"""
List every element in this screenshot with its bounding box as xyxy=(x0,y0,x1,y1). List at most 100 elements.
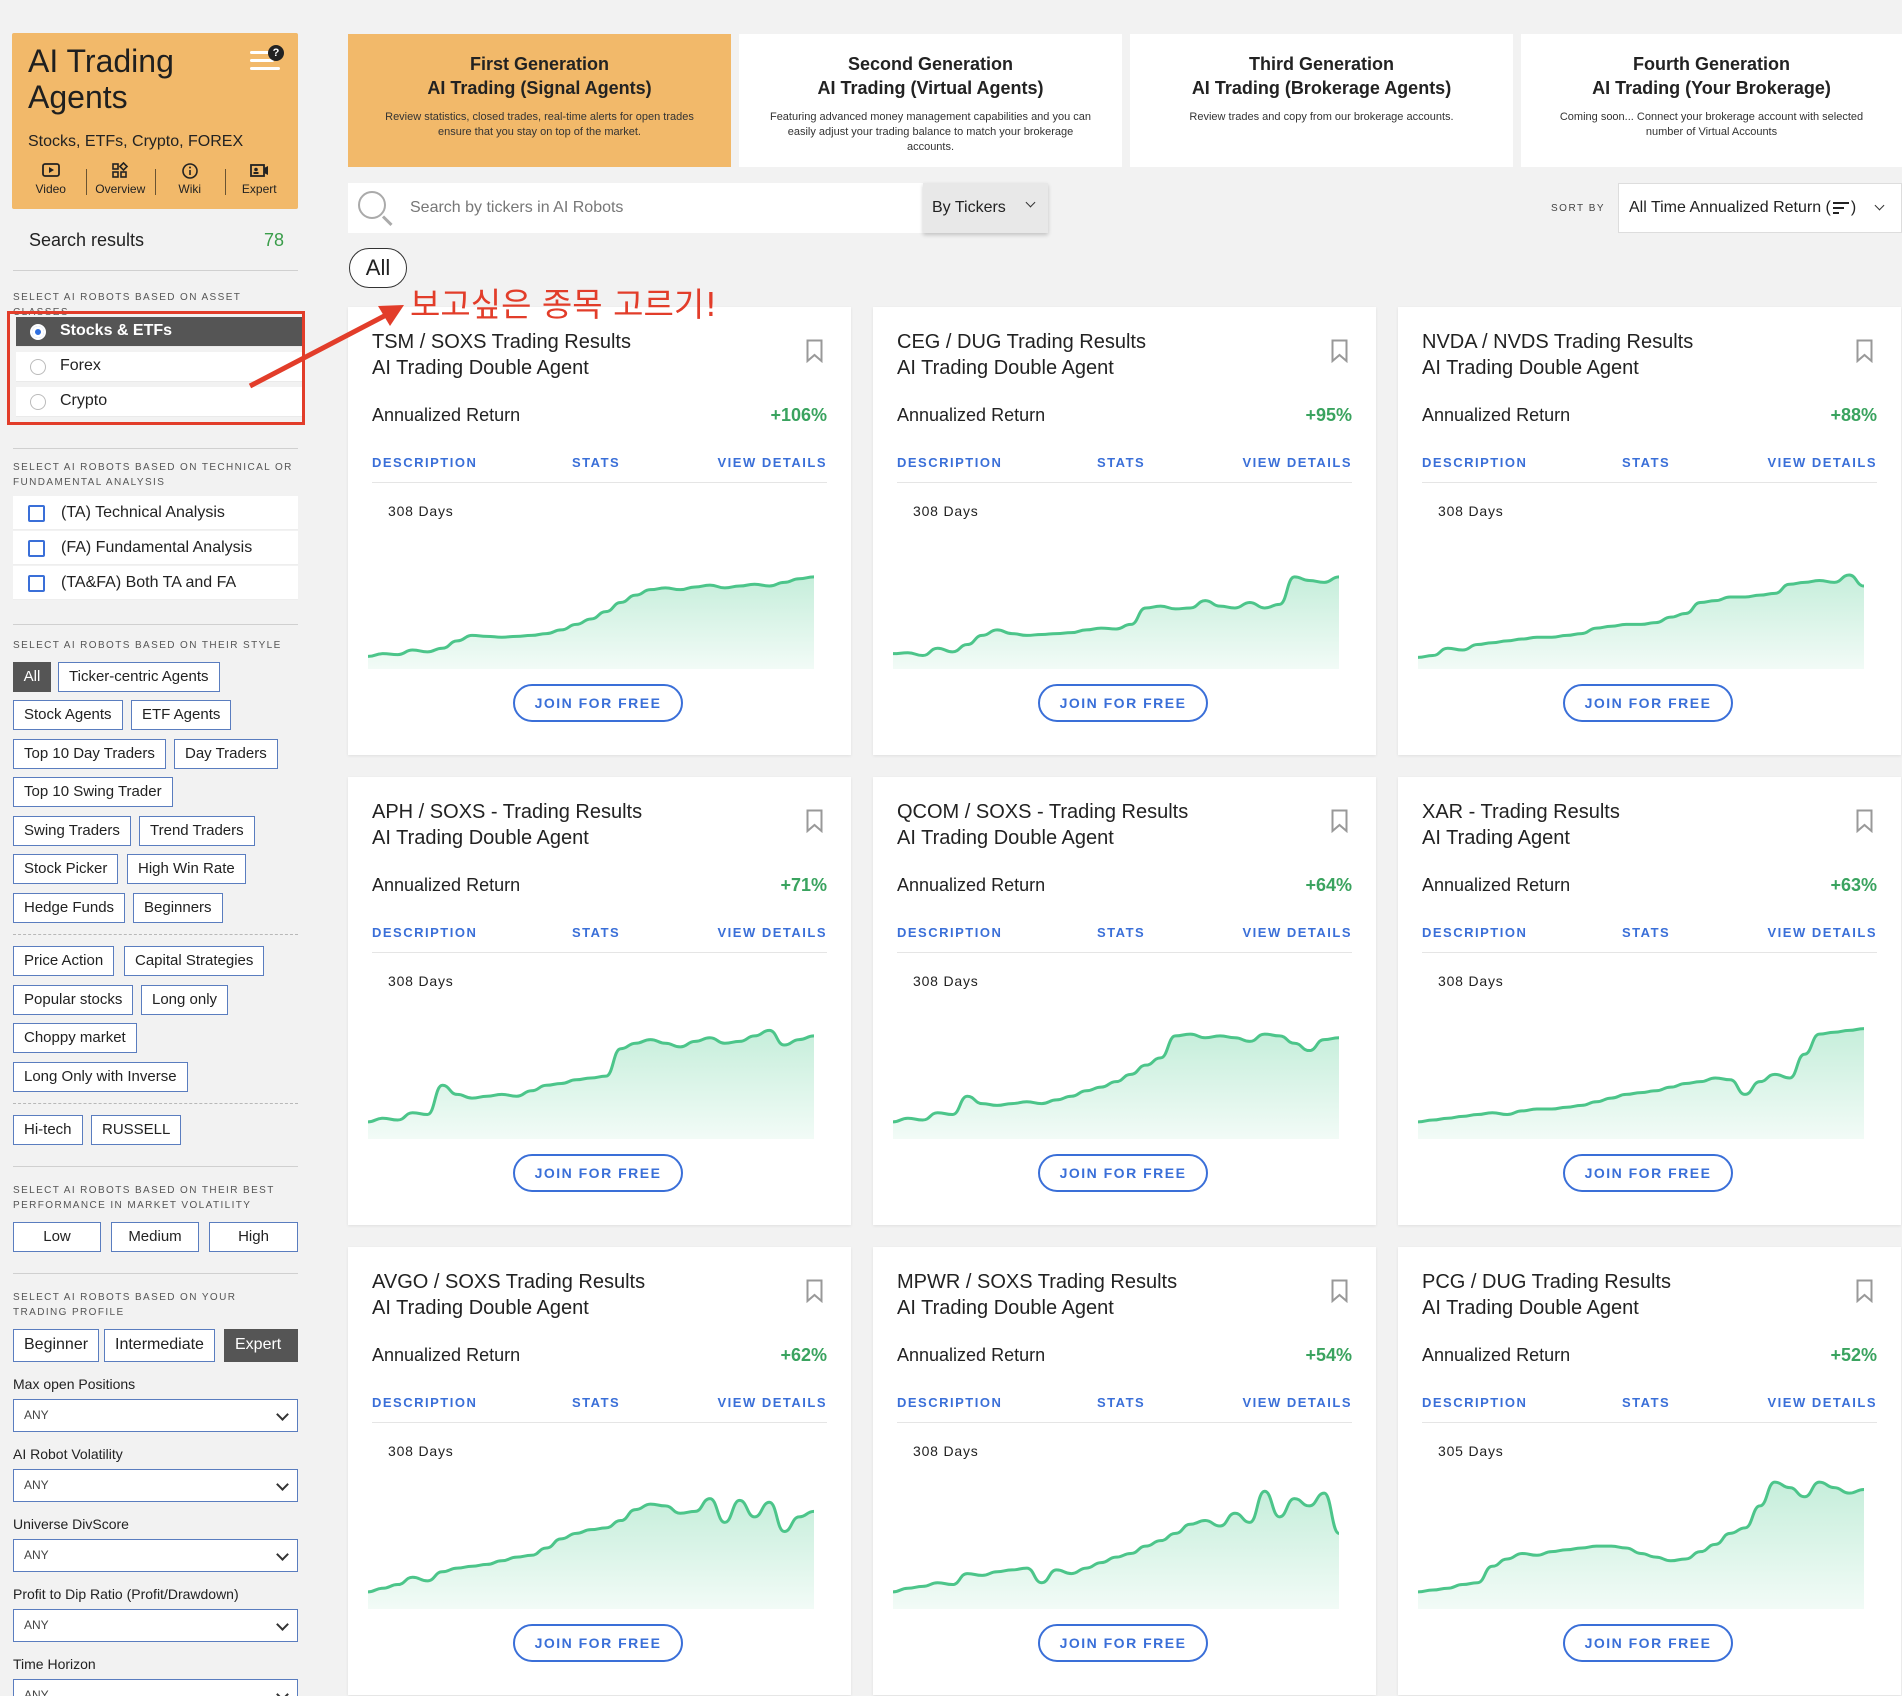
search-mode-dropdown[interactable]: By Tickers xyxy=(923,183,1048,233)
profile-beginner[interactable]: Beginner xyxy=(13,1329,100,1362)
volatility-low[interactable]: Low xyxy=(13,1222,101,1252)
card-title[interactable]: APH / SOXS - Trading Results AI Trading D… xyxy=(372,801,643,849)
radio-button[interactable] xyxy=(30,394,46,410)
tab-stats[interactable]: STATS xyxy=(572,925,621,940)
nav-overview[interactable]: Overview xyxy=(85,159,156,203)
style-tag[interactable]: Long Only with Inverse xyxy=(13,1062,188,1092)
agent-card[interactable]: AVGO / SOXS Trading Results AI Trading Do… xyxy=(348,1247,851,1695)
agent-card[interactable]: NVDA / NVDS Trading Results AI Trading Do… xyxy=(1398,307,1901,755)
radio-button[interactable] xyxy=(30,324,46,340)
card-title[interactable]: PCG / DUG Trading Results AI Trading Doub… xyxy=(1422,1271,1671,1319)
style-tag[interactable]: Trend Traders xyxy=(139,816,255,846)
bookmark-icon[interactable] xyxy=(1856,1279,1873,1303)
style-tag[interactable]: Beginners xyxy=(133,893,223,923)
card-title[interactable]: TSM / SOXS Trading Results AI Trading Dou… xyxy=(372,331,631,379)
analysis-option-fa[interactable]: (FA) Fundamental Analysis xyxy=(13,531,298,565)
join-for-free-button[interactable]: JOIN FOR FREE xyxy=(513,1624,683,1662)
agent-card[interactable]: MPWR / SOXS Trading Results AI Trading Do… xyxy=(873,1247,1376,1695)
tab-stats[interactable]: STATS xyxy=(1097,1395,1146,1410)
style-tag[interactable]: Choppy market xyxy=(13,1023,137,1053)
generation-card-fourth[interactable]: Fourth Generation AI Trading (Your Broker… xyxy=(1521,34,1902,167)
style-tag[interactable]: Price Action xyxy=(13,946,115,976)
join-for-free-button[interactable]: JOIN FOR FREE xyxy=(1038,1624,1208,1662)
card-title[interactable]: CEG / DUG Trading Results AI Trading Doub… xyxy=(897,331,1146,379)
nav-expert[interactable]: Expert xyxy=(224,159,295,203)
bookmark-icon[interactable] xyxy=(806,1279,823,1303)
profile-expert[interactable]: Expert xyxy=(224,1329,298,1362)
join-for-free-button[interactable]: JOIN FOR FREE xyxy=(1563,684,1733,722)
style-tag[interactable]: Stock Picker xyxy=(13,854,119,884)
profile-intermediate[interactable]: Intermediate xyxy=(104,1329,215,1362)
card-title[interactable]: NVDA / NVDS Trading Results AI Trading Do… xyxy=(1422,331,1694,379)
agent-card[interactable]: QCOM / SOXS - Trading Results AI Trading … xyxy=(873,777,1376,1225)
checkbox[interactable] xyxy=(28,505,45,522)
checkbox[interactable] xyxy=(28,575,45,592)
card-title[interactable]: XAR - Trading Results AI Trading Agent xyxy=(1422,801,1620,849)
agent-card[interactable]: CEG / DUG Trading Results AI Trading Doub… xyxy=(873,307,1376,755)
divscore-select[interactable]: ANY xyxy=(13,1539,298,1572)
style-tag[interactable]: Top 10 Swing Trader xyxy=(13,777,173,807)
agent-card[interactable]: APH / SOXS - Trading Results AI Trading D… xyxy=(348,777,851,1225)
tab-view-details[interactable]: VIEW DETAILS xyxy=(1242,455,1352,470)
style-tag[interactable]: Stock Agents xyxy=(13,700,123,730)
max-positions-select[interactable]: ANY xyxy=(13,1399,298,1432)
join-for-free-button[interactable]: JOIN FOR FREE xyxy=(513,1154,683,1192)
join-for-free-button[interactable]: JOIN FOR FREE xyxy=(1563,1624,1733,1662)
style-tag[interactable]: Capital Strategies xyxy=(124,946,265,976)
volatility-medium[interactable]: Medium xyxy=(111,1222,199,1252)
bookmark-icon[interactable] xyxy=(1331,1279,1348,1303)
tab-view-details[interactable]: VIEW DETAILS xyxy=(1242,925,1352,940)
card-title[interactable]: AVGO / SOXS Trading Results AI Trading Do… xyxy=(372,1271,646,1319)
join-for-free-button[interactable]: JOIN FOR FREE xyxy=(1563,1154,1733,1192)
generation-card-first[interactable]: First Generation AI Trading (Signal Agent… xyxy=(348,34,731,167)
asset-option-stocks[interactable]: Stocks & ETFs xyxy=(16,317,302,347)
join-for-free-button[interactable]: JOIN FOR FREE xyxy=(1038,1154,1208,1192)
asset-option-crypto[interactable]: Crypto xyxy=(16,387,302,417)
nav-video[interactable]: Video xyxy=(16,159,86,203)
tab-description[interactable]: DESCRIPTION xyxy=(1422,455,1528,470)
tab-view-details[interactable]: VIEW DETAILS xyxy=(1767,455,1877,470)
tab-stats[interactable]: STATS xyxy=(1097,925,1146,940)
tab-description[interactable]: DESCRIPTION xyxy=(897,1395,1003,1410)
analysis-option-both[interactable]: (TA&FA) Both TA and FA xyxy=(13,566,298,600)
style-tag[interactable]: Ticker-centric Agents xyxy=(58,662,220,692)
join-for-free-button[interactable]: JOIN FOR FREE xyxy=(513,684,683,722)
style-tag[interactable]: Day Traders xyxy=(174,739,278,769)
sort-select[interactable]: All Time Annualized Return () xyxy=(1618,183,1902,233)
style-tag[interactable]: High Win Rate xyxy=(127,854,246,884)
bookmark-icon[interactable] xyxy=(1856,809,1873,833)
checkbox[interactable] xyxy=(28,540,45,557)
bookmark-icon[interactable] xyxy=(1331,809,1348,833)
tab-description[interactable]: DESCRIPTION xyxy=(372,925,478,940)
tab-stats[interactable]: STATS xyxy=(572,1395,621,1410)
agent-card[interactable]: XAR - Trading Results AI Trading Agent An… xyxy=(1398,777,1901,1225)
tab-view-details[interactable]: VIEW DETAILS xyxy=(717,455,827,470)
volatility-select[interactable]: ANY xyxy=(13,1469,298,1502)
tab-view-details[interactable]: VIEW DETAILS xyxy=(717,1395,827,1410)
style-tag[interactable]: Hedge Funds xyxy=(13,893,126,923)
style-tag[interactable]: Long only xyxy=(141,985,229,1015)
volatility-high[interactable]: High xyxy=(209,1222,298,1252)
tab-stats[interactable]: STATS xyxy=(1622,1395,1671,1410)
search-input[interactable] xyxy=(410,195,910,221)
asset-option-forex[interactable]: Forex xyxy=(16,352,302,382)
tab-stats[interactable]: STATS xyxy=(1622,455,1671,470)
bookmark-icon[interactable] xyxy=(1856,339,1873,363)
tab-view-details[interactable]: VIEW DETAILS xyxy=(1767,925,1877,940)
tab-stats[interactable]: STATS xyxy=(1097,455,1146,470)
agent-card[interactable]: TSM / SOXS Trading Results AI Trading Dou… xyxy=(348,307,851,755)
style-tag[interactable]: Top 10 Day Traders xyxy=(13,739,166,769)
bookmark-icon[interactable] xyxy=(1331,339,1348,363)
radio-button[interactable] xyxy=(30,359,46,375)
profit-dip-select[interactable]: ANY xyxy=(13,1609,298,1642)
tab-description[interactable]: DESCRIPTION xyxy=(1422,1395,1528,1410)
time-horizon-select[interactable]: ANY xyxy=(13,1679,298,1696)
bookmark-icon[interactable] xyxy=(806,339,823,363)
analysis-option-ta[interactable]: (TA) Technical Analysis xyxy=(13,496,298,530)
tab-description[interactable]: DESCRIPTION xyxy=(1422,925,1528,940)
style-tag[interactable]: Hi-tech xyxy=(13,1115,83,1145)
tab-description[interactable]: DESCRIPTION xyxy=(372,455,478,470)
tab-description[interactable]: DESCRIPTION xyxy=(897,925,1003,940)
tab-stats[interactable]: STATS xyxy=(1622,925,1671,940)
generation-card-second[interactable]: Second Generation AI Trading (Virtual Age… xyxy=(739,34,1122,167)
"""
OBJECTIVE | Please return the lines of the listing above unchanged, starting with the line containing "search-mode-dropdown[interactable]: By Tickers" and going on through the line containing "style-tag[interactable]: Long Only with".

RESPONSE TO THE TASK |
search-mode-dropdown[interactable]: By Tickers xyxy=(923,183,1048,233)
profile-beginner[interactable]: Beginner xyxy=(13,1329,100,1362)
volatility-low[interactable]: Low xyxy=(13,1222,101,1252)
card-title[interactable]: APH / SOXS - Trading Results AI Trading D… xyxy=(372,801,643,849)
radio-button[interactable] xyxy=(30,394,46,410)
tab-stats[interactable]: STATS xyxy=(572,925,621,940)
nav-overview[interactable]: Overview xyxy=(85,159,156,203)
style-tag[interactable]: Long Only with Inverse xyxy=(13,1062,188,1092)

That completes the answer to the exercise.